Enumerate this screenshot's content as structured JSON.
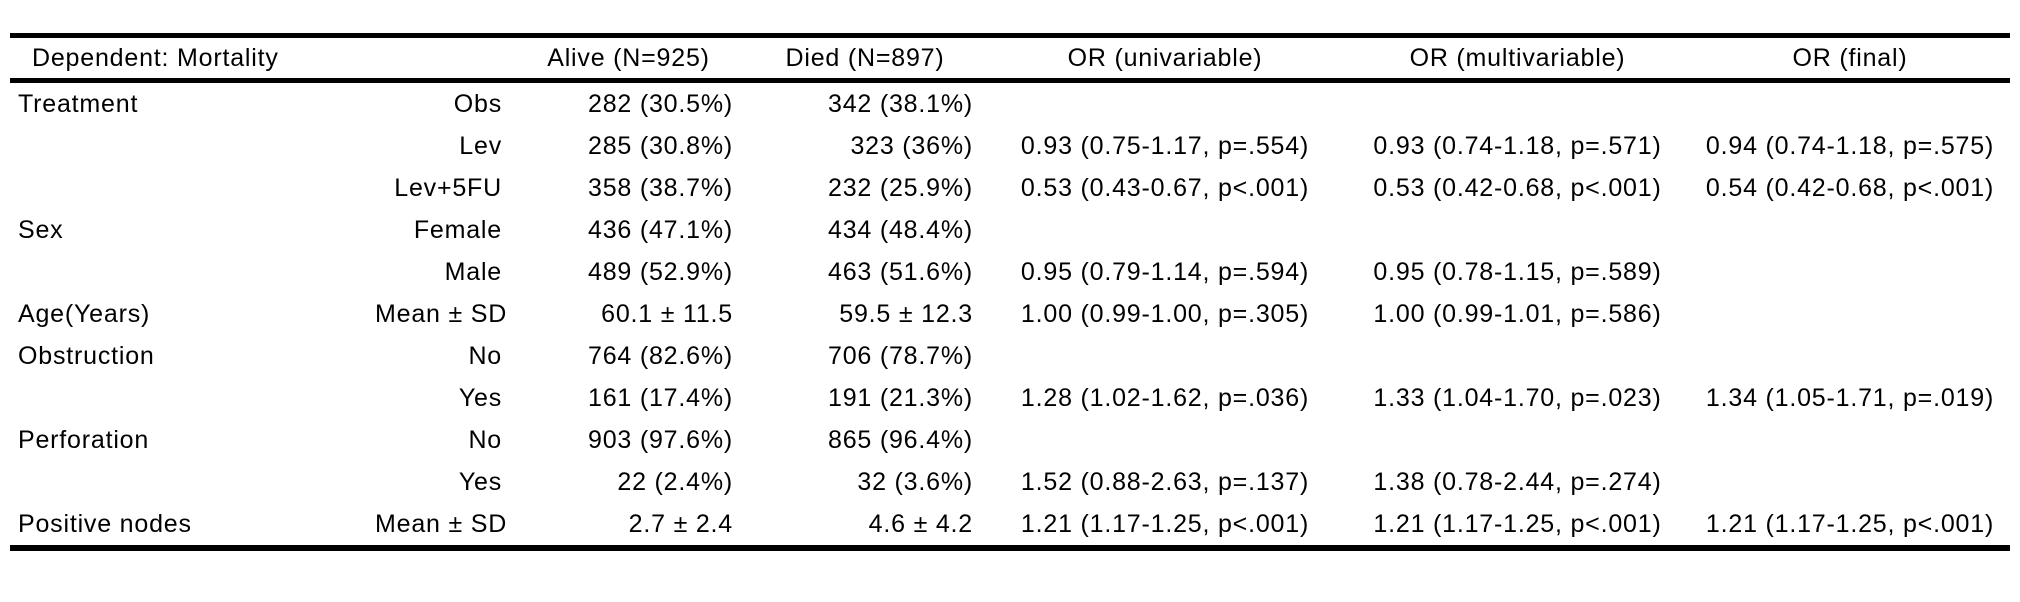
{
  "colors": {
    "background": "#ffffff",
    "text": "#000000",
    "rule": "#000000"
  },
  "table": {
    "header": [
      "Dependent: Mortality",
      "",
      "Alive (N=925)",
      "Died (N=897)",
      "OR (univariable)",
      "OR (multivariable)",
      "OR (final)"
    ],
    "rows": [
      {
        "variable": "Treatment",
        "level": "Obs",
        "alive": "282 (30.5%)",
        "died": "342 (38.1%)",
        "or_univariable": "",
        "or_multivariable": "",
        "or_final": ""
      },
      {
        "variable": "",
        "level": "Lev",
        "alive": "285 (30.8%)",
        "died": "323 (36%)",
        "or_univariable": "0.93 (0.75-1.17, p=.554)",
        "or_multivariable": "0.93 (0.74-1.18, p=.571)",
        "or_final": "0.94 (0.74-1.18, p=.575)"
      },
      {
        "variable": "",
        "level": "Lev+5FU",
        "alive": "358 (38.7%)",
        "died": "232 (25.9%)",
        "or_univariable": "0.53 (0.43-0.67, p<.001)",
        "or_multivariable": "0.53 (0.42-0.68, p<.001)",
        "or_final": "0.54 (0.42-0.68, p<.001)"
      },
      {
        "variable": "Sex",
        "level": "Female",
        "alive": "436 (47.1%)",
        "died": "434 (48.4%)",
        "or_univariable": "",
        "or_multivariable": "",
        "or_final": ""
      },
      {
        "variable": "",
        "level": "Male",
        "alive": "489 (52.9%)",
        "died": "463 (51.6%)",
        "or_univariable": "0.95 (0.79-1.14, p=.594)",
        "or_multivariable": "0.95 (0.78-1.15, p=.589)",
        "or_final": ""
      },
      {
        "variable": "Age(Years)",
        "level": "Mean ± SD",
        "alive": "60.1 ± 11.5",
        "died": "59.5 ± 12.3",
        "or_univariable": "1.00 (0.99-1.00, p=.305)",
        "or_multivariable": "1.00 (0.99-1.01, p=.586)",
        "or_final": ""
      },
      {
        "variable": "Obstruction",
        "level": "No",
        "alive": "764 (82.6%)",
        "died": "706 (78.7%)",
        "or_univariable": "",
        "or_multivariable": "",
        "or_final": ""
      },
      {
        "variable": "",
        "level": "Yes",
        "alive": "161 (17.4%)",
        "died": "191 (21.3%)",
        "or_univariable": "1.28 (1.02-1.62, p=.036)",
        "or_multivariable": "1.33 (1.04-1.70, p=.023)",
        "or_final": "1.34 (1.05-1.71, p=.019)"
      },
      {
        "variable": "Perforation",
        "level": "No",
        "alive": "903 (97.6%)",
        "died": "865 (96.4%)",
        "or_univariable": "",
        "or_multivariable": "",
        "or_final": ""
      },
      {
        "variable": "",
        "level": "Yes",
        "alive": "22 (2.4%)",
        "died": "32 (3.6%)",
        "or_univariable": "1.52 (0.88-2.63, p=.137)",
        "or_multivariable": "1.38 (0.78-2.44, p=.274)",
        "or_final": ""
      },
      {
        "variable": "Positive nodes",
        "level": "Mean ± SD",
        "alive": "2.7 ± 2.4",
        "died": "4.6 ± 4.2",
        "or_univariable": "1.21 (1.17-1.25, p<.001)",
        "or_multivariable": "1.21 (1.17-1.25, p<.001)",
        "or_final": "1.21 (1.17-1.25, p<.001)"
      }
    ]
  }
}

__________

Tally the lines holding the string "level" and give only the count.

11